### What is needed
Select the lines that hold the word "this" and copy each one.

(begin)

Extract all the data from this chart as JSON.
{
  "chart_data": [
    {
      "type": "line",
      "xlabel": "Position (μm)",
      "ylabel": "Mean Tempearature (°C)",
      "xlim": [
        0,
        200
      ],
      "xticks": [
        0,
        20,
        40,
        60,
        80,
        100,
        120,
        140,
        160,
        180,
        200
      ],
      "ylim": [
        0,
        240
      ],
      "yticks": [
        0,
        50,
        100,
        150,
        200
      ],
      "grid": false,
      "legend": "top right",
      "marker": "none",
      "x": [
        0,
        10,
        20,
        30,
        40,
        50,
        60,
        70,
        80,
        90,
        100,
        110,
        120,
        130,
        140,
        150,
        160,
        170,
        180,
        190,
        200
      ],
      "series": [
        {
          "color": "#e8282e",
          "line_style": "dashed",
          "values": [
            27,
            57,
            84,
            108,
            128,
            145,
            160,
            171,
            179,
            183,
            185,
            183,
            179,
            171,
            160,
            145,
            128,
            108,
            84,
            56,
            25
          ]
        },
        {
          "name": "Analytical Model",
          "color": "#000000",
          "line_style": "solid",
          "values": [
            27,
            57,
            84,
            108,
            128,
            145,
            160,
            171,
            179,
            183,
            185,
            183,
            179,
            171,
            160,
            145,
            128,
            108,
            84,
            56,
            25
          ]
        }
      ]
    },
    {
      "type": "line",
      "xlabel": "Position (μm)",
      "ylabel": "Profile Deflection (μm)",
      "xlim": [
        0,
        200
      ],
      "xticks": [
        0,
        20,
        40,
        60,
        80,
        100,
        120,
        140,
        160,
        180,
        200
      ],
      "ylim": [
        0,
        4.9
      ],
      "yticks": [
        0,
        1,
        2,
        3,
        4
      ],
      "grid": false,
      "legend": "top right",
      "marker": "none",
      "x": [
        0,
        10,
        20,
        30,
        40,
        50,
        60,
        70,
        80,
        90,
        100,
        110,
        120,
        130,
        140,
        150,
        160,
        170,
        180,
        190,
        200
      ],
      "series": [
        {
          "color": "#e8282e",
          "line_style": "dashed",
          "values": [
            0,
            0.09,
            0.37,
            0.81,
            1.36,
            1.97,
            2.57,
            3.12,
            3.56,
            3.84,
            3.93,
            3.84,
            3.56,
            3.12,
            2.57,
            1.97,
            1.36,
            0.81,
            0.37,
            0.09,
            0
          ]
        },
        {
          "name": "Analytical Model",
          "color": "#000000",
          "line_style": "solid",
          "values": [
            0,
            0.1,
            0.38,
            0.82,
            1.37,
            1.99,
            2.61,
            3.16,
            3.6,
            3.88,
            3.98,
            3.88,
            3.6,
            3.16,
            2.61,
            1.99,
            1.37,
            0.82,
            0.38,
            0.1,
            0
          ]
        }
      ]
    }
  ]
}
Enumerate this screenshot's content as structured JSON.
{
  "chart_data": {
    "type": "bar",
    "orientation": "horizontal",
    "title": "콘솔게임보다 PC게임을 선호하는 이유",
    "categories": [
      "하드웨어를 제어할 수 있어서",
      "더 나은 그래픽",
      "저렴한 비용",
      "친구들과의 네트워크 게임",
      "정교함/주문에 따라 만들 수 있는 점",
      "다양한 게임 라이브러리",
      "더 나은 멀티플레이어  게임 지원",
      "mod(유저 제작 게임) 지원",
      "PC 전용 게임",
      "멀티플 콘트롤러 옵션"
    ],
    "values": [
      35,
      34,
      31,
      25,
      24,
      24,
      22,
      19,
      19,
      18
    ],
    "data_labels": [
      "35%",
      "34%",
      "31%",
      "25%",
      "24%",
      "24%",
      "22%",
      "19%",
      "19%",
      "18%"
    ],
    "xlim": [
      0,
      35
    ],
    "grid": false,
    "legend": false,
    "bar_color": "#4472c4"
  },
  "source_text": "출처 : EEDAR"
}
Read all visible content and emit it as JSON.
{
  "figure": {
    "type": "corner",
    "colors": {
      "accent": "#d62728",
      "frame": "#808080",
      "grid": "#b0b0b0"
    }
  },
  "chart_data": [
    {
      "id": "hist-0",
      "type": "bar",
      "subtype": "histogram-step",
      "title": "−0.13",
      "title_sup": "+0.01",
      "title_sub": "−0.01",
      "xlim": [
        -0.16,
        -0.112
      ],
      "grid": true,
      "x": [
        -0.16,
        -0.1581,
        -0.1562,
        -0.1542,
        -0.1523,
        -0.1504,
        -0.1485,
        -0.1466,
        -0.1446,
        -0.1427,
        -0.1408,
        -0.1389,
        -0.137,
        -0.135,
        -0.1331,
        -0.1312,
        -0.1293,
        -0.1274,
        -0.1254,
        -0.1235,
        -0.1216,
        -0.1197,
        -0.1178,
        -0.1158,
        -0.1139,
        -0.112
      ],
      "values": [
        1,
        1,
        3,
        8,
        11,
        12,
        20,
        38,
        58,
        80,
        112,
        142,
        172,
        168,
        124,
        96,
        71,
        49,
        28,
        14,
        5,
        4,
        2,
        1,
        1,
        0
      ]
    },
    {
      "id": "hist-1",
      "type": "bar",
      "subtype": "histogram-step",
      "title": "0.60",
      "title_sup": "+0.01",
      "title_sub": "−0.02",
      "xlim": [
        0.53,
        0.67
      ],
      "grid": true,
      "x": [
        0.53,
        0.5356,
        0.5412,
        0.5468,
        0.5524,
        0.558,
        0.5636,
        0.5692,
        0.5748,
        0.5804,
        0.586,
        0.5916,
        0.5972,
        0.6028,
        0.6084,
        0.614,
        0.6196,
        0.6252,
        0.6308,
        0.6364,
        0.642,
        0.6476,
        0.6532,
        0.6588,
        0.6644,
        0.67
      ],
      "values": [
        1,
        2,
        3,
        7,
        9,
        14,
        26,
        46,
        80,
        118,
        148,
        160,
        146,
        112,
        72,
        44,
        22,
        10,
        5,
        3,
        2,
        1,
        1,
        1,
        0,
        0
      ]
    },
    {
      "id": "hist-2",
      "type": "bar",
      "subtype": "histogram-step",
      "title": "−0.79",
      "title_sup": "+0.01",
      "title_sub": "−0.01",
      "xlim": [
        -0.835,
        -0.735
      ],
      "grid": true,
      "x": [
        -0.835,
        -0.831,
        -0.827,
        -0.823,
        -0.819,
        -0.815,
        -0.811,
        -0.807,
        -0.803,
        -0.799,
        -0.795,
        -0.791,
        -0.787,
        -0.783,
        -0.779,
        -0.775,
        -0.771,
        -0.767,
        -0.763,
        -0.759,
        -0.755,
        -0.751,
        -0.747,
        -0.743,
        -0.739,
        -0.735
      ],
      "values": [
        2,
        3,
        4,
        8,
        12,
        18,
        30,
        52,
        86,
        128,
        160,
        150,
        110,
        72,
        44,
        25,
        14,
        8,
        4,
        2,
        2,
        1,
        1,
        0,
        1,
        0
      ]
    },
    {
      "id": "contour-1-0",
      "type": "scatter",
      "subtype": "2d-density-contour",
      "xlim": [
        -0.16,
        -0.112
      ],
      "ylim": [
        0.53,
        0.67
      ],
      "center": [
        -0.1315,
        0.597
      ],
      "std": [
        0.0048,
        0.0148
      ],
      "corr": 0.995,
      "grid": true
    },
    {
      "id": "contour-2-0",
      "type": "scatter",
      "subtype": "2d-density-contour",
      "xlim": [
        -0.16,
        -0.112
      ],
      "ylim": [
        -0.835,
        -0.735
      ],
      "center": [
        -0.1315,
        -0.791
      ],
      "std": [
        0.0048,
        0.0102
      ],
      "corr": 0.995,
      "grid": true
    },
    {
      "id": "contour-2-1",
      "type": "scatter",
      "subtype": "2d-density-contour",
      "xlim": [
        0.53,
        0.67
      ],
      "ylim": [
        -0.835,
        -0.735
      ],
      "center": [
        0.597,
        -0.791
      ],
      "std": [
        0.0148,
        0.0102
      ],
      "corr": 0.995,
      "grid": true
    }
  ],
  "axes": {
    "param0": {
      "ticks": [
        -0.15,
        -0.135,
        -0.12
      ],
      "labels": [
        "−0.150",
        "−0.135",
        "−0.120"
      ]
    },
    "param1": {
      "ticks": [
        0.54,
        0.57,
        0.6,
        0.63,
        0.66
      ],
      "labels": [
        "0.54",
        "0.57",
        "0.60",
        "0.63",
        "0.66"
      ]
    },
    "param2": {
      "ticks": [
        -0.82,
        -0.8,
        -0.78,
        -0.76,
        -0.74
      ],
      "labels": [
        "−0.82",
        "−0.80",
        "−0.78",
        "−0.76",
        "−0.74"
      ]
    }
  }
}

(end)

### Result
Extract all the data from this chart as JSON.
Enumerate this screenshot's content as structured JSON.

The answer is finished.